● **Exercise inputs**

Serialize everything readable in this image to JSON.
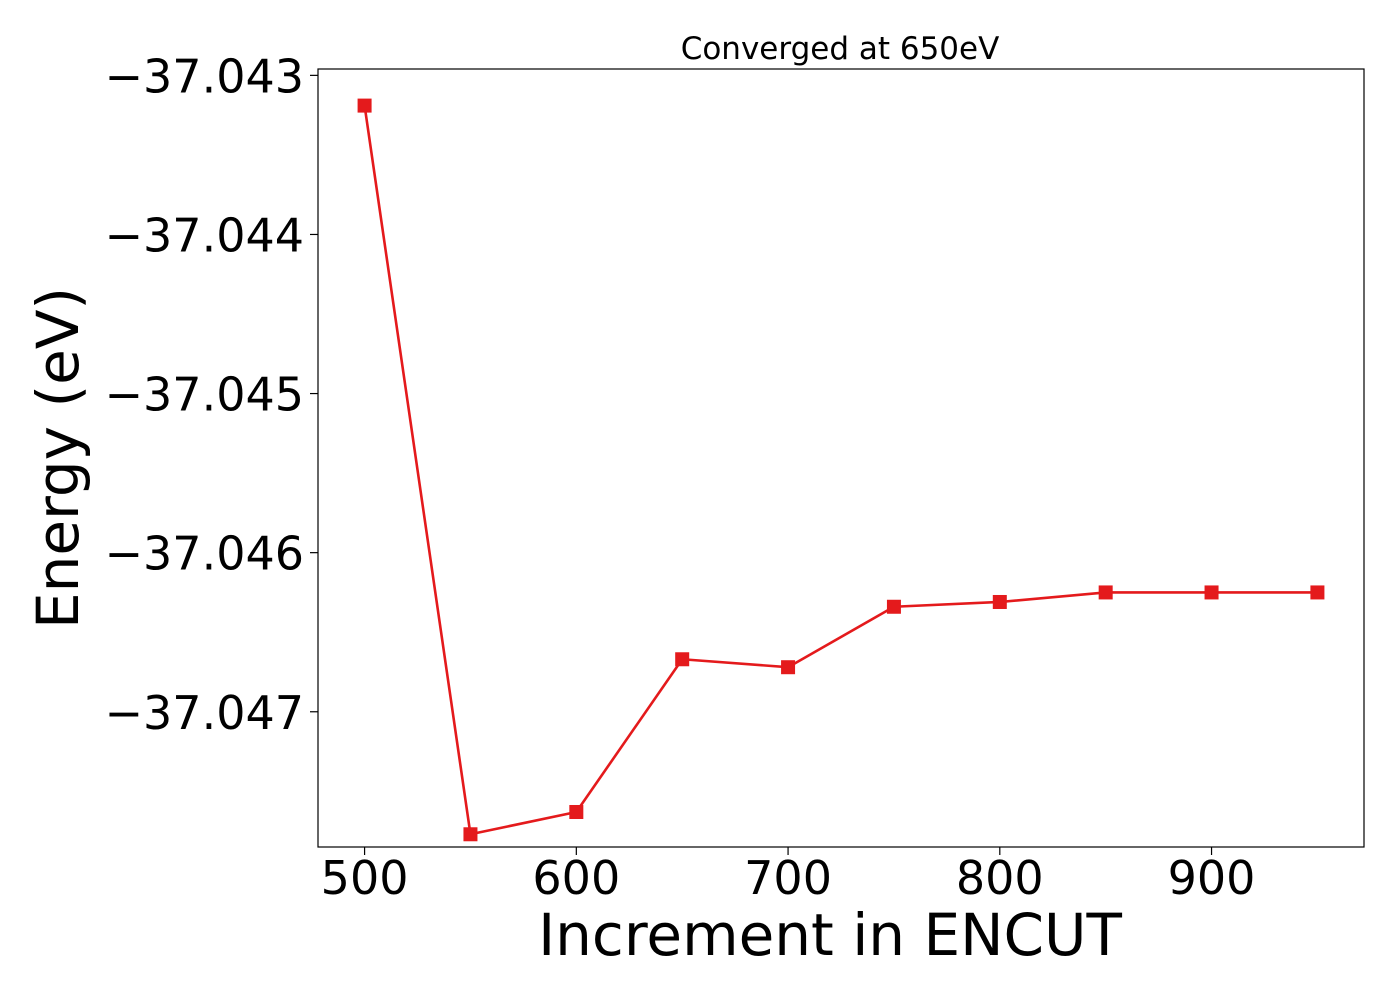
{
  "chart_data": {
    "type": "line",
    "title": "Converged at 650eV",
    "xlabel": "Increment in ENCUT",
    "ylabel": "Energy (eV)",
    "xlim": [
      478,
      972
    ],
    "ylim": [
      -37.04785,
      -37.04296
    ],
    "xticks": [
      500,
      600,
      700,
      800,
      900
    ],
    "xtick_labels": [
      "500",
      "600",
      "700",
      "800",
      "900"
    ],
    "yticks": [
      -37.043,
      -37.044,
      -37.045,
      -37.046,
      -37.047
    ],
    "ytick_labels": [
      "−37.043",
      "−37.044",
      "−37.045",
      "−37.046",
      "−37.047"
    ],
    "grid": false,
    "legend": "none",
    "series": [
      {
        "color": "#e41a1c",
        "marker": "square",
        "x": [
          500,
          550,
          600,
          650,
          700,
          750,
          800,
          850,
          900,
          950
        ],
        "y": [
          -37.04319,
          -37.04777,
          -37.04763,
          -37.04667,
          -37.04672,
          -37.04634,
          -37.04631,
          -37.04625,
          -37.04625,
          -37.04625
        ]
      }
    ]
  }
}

● **Task instructions**
Without the pictures, write out the whole listing above exactly as it appears.

● **Correct answer**
Serialize everything readable in this image to JSON.
{
  "chart_data": {
    "type": "line",
    "title": "Converged at 650eV",
    "xlabel": "Increment in ENCUT",
    "ylabel": "Energy (eV)",
    "xlim": [
      478,
      972
    ],
    "ylim": [
      -37.04785,
      -37.04296
    ],
    "xticks": [
      500,
      600,
      700,
      800,
      900
    ],
    "xtick_labels": [
      "500",
      "600",
      "700",
      "800",
      "900"
    ],
    "yticks": [
      -37.043,
      -37.044,
      -37.045,
      -37.046,
      -37.047
    ],
    "ytick_labels": [
      "−37.043",
      "−37.044",
      "−37.045",
      "−37.046",
      "−37.047"
    ],
    "grid": false,
    "legend": "none",
    "series": [
      {
        "color": "#e41a1c",
        "marker": "square",
        "x": [
          500,
          550,
          600,
          650,
          700,
          750,
          800,
          850,
          900,
          950
        ],
        "y": [
          -37.04319,
          -37.04777,
          -37.04763,
          -37.04667,
          -37.04672,
          -37.04634,
          -37.04631,
          -37.04625,
          -37.04625,
          -37.04625
        ]
      }
    ]
  }
}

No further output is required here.